#### Task to carry out
Check each line of the listing for the word "квалификации" and give only the number of lines that have it.
☆ ☆ ☆
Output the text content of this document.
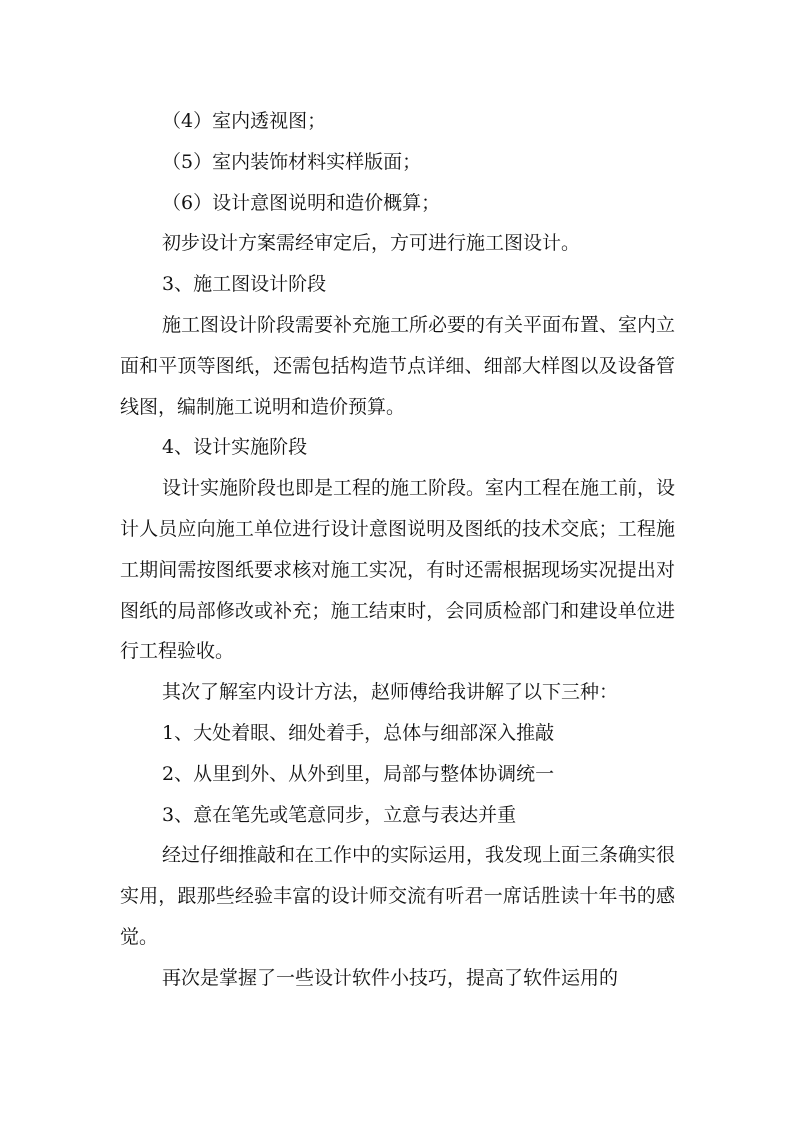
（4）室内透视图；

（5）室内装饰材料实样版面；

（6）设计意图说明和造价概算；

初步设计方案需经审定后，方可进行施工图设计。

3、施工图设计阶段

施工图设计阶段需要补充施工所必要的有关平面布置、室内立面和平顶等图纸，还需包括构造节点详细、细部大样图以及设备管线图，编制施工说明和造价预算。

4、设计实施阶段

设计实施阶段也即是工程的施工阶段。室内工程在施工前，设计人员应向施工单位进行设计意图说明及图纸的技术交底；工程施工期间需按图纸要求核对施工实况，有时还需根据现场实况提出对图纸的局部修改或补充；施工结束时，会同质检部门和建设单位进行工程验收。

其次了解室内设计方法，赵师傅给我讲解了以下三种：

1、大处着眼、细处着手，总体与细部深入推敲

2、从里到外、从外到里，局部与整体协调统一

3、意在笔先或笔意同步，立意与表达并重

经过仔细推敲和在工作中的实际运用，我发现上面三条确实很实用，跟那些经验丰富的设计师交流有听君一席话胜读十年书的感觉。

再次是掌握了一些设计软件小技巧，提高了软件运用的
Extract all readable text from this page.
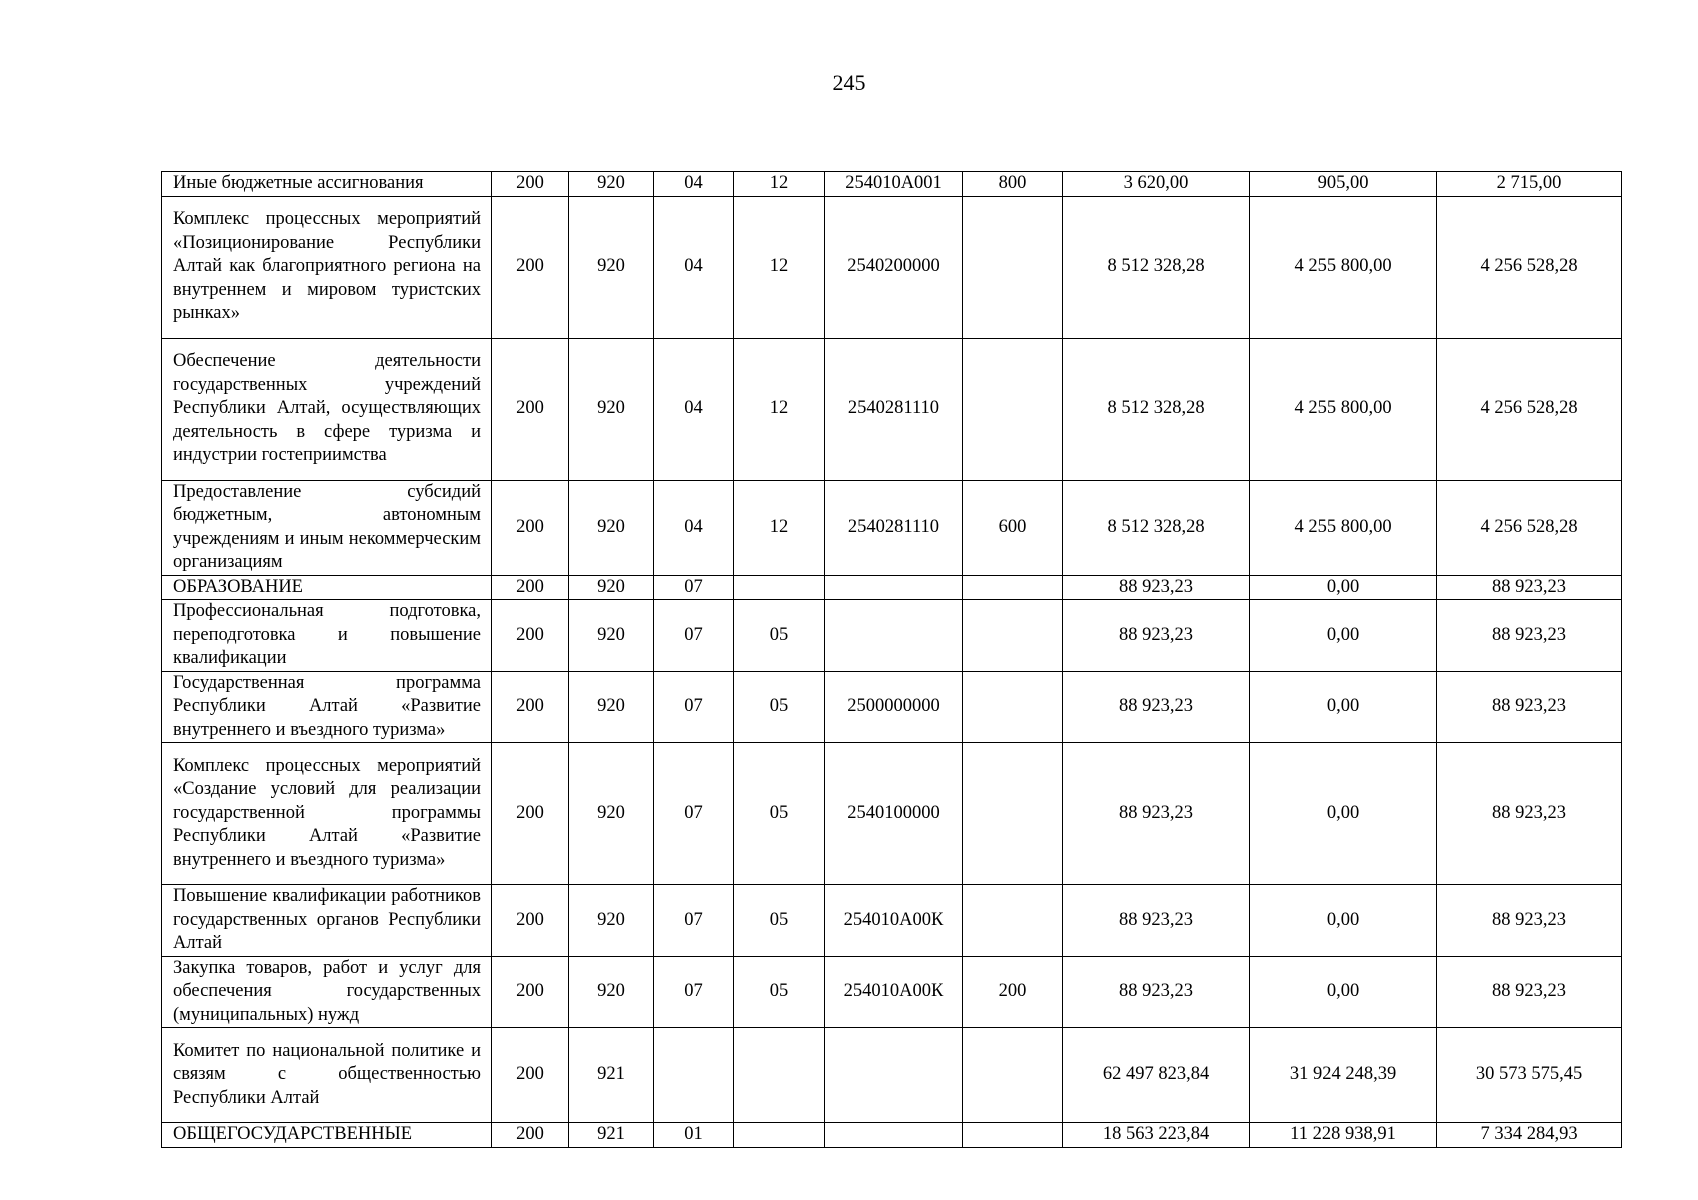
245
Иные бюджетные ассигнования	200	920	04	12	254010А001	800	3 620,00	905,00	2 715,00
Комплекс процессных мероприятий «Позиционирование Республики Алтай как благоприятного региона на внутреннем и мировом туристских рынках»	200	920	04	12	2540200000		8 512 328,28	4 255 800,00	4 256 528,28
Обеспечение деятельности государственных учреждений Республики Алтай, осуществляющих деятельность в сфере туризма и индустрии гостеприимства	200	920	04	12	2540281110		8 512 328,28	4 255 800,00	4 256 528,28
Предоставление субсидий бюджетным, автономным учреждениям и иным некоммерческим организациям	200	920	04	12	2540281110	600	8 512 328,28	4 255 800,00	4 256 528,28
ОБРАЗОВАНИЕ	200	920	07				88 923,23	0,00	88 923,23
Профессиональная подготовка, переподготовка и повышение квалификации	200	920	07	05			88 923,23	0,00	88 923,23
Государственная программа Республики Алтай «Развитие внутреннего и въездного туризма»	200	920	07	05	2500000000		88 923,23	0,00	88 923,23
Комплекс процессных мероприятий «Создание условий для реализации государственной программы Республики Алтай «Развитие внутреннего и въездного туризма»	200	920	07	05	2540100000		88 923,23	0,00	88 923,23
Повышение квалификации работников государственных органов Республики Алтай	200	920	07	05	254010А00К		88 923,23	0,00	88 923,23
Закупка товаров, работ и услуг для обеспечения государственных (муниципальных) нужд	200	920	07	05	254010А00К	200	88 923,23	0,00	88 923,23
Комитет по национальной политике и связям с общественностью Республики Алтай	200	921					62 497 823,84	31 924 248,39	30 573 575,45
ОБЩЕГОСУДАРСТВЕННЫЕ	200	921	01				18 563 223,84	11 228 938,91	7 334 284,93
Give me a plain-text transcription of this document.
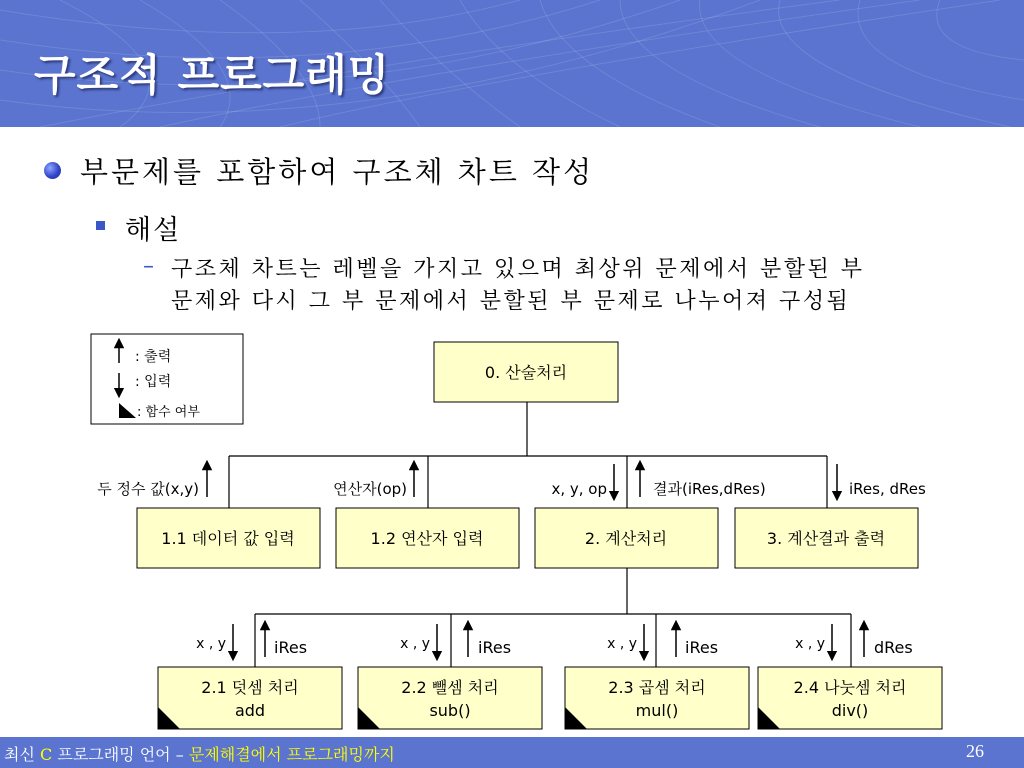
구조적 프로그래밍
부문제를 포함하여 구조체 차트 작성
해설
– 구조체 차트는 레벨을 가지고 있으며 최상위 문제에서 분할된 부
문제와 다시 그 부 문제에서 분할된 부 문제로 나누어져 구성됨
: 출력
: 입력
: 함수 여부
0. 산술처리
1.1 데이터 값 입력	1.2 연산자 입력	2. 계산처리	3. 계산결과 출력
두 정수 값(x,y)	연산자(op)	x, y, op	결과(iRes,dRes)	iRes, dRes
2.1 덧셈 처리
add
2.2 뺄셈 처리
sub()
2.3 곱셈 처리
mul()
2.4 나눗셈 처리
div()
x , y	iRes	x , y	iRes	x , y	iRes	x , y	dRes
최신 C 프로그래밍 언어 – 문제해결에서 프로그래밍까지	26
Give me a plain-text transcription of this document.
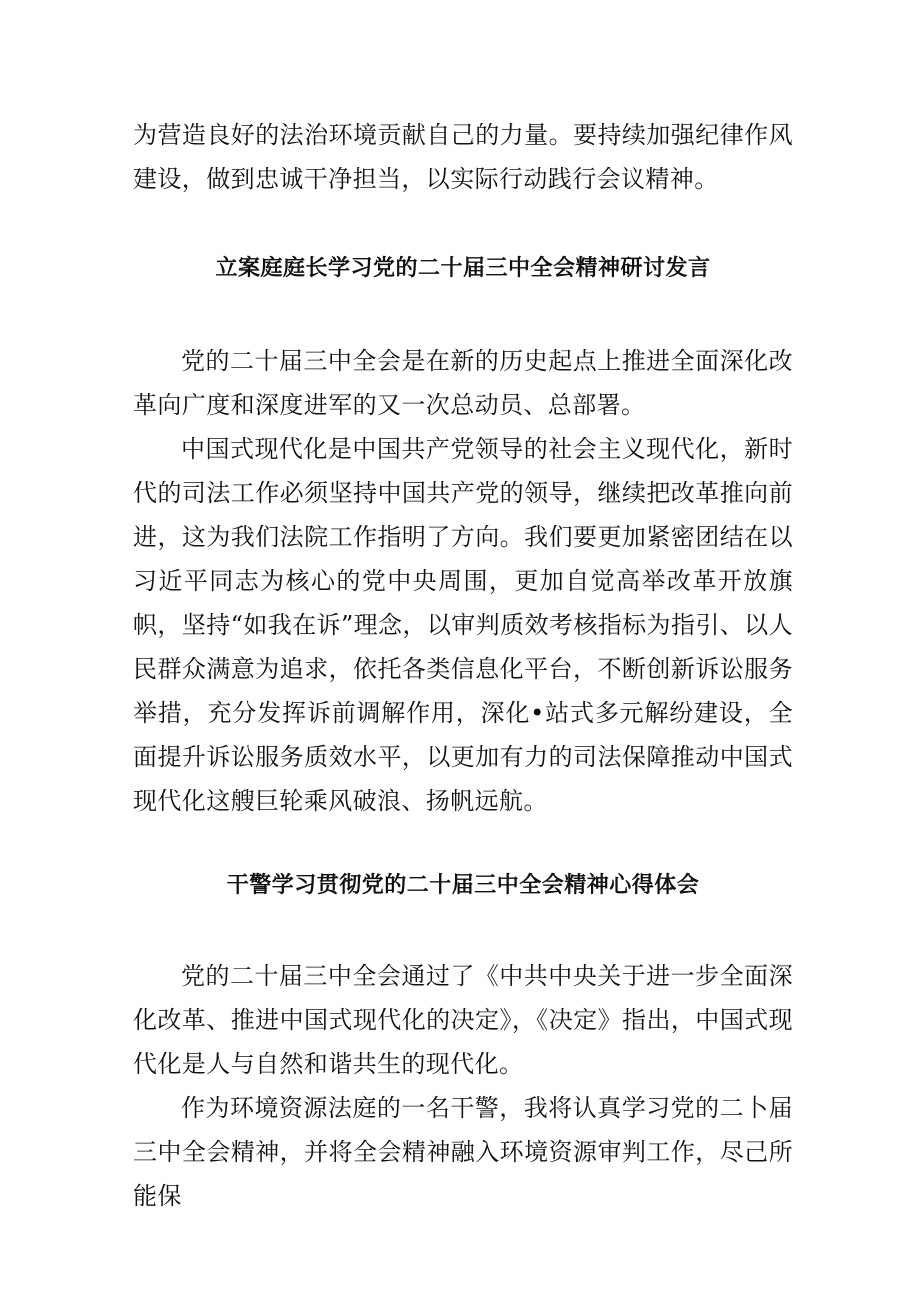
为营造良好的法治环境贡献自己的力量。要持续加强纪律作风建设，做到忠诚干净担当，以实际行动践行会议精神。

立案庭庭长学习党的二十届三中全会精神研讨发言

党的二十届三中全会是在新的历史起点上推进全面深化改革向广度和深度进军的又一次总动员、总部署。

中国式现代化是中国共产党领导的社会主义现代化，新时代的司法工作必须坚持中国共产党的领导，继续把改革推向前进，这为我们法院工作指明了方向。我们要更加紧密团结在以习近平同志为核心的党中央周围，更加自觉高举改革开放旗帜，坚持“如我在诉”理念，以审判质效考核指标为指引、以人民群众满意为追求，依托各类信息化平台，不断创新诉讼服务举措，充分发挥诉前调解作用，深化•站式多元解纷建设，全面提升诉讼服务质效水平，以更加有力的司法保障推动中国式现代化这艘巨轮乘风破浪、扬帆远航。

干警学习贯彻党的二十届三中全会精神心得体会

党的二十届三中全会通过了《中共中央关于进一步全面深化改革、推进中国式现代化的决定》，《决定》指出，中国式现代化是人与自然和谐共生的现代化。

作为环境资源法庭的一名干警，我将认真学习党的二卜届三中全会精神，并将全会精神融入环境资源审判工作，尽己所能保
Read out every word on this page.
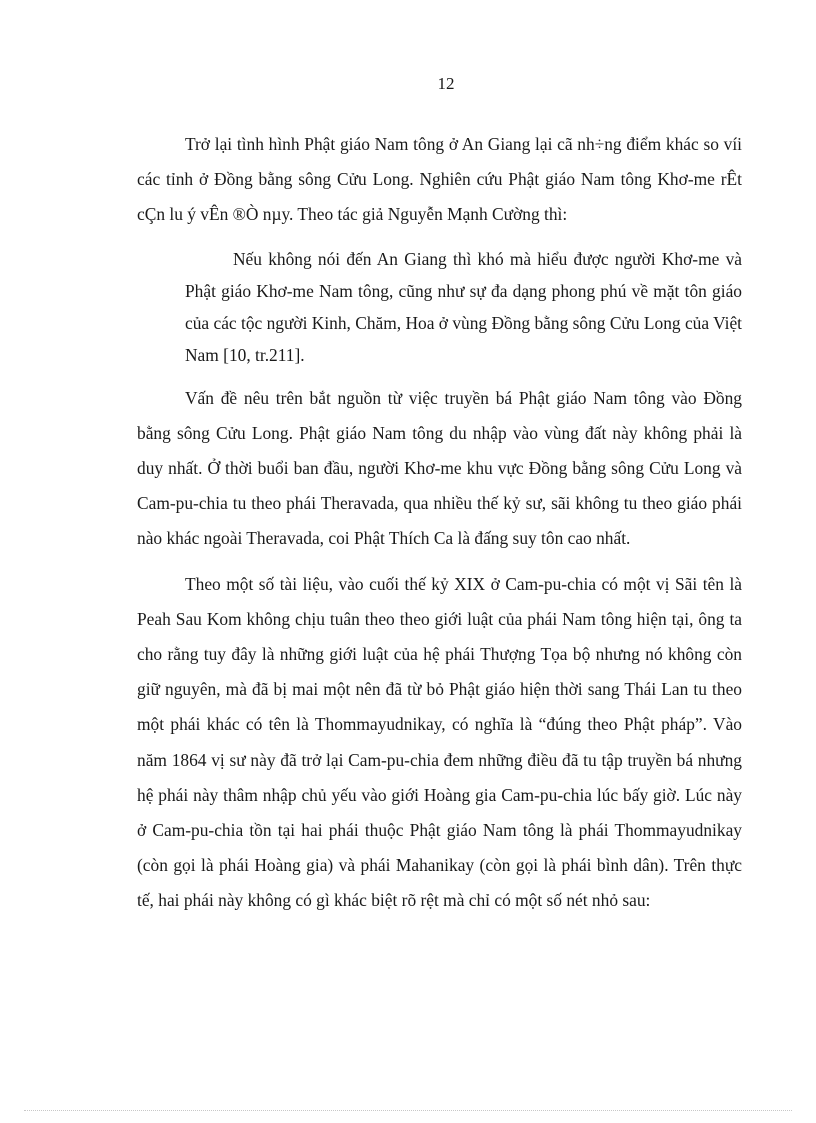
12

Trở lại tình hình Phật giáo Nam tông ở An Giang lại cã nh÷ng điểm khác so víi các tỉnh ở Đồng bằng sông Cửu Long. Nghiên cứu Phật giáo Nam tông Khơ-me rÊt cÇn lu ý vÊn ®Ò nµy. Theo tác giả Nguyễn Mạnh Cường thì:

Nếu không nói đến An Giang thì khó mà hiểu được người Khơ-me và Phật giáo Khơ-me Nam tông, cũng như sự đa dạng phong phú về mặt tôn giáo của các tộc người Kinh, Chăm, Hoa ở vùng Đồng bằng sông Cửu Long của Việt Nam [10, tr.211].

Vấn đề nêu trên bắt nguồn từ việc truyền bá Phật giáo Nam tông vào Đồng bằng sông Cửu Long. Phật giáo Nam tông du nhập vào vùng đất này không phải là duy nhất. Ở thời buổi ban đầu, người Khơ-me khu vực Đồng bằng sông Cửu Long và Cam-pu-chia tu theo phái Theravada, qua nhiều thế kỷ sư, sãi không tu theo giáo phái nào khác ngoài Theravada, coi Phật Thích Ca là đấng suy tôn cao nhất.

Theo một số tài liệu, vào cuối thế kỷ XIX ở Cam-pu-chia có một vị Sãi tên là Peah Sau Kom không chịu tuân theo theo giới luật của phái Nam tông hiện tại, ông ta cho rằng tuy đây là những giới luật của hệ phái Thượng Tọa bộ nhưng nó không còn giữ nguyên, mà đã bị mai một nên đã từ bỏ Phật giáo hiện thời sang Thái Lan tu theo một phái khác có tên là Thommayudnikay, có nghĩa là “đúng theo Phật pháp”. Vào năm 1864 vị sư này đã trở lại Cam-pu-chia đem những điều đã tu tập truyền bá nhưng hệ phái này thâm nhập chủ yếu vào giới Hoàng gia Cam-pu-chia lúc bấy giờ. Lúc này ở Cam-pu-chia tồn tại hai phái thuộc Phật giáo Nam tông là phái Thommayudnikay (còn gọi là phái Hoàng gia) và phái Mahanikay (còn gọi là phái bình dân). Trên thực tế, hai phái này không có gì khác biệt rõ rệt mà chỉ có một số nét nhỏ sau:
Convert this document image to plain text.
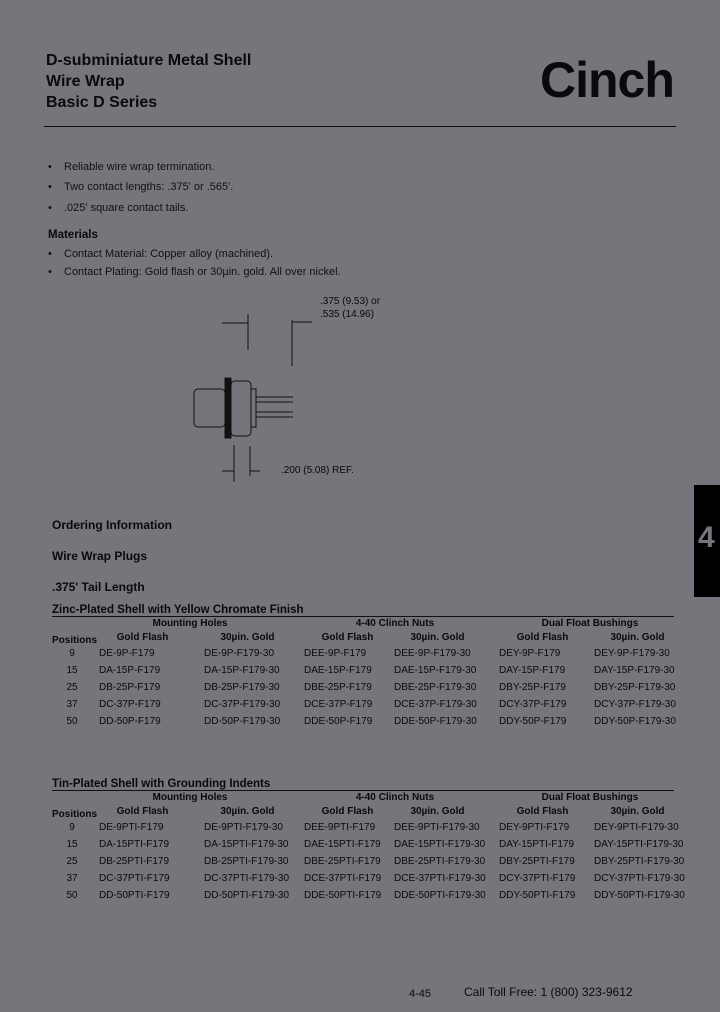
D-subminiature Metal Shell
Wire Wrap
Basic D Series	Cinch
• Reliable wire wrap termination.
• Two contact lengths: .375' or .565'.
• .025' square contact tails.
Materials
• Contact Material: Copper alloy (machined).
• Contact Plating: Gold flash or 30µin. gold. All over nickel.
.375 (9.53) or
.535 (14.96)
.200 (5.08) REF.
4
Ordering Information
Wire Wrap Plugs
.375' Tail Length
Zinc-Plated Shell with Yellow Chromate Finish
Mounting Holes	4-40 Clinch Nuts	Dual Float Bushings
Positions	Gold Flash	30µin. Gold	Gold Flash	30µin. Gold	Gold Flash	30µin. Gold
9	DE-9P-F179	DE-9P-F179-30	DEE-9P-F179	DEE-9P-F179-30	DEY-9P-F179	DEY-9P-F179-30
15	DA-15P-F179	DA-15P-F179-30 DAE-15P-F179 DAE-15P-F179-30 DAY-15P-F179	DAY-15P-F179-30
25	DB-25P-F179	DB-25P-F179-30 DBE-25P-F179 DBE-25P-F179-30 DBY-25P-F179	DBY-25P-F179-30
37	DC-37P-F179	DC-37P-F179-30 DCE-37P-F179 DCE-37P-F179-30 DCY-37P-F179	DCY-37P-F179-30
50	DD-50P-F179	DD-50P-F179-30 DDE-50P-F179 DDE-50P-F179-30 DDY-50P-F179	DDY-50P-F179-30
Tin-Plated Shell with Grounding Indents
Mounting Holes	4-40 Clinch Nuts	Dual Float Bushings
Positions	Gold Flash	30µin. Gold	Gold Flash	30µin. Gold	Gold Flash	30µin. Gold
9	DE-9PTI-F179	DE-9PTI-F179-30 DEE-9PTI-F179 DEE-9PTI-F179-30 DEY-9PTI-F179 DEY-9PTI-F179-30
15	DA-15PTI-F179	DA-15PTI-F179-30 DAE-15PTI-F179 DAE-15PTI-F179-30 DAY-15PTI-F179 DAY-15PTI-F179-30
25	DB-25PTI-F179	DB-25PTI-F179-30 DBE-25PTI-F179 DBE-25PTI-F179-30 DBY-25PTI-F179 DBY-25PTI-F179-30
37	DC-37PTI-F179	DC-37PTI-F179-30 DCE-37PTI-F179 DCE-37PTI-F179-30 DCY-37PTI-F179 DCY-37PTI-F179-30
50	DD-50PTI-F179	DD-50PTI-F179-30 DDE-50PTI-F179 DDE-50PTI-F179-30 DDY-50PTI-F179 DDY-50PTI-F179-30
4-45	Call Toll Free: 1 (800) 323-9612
☆ ☆ ☆
#### Result of this task
2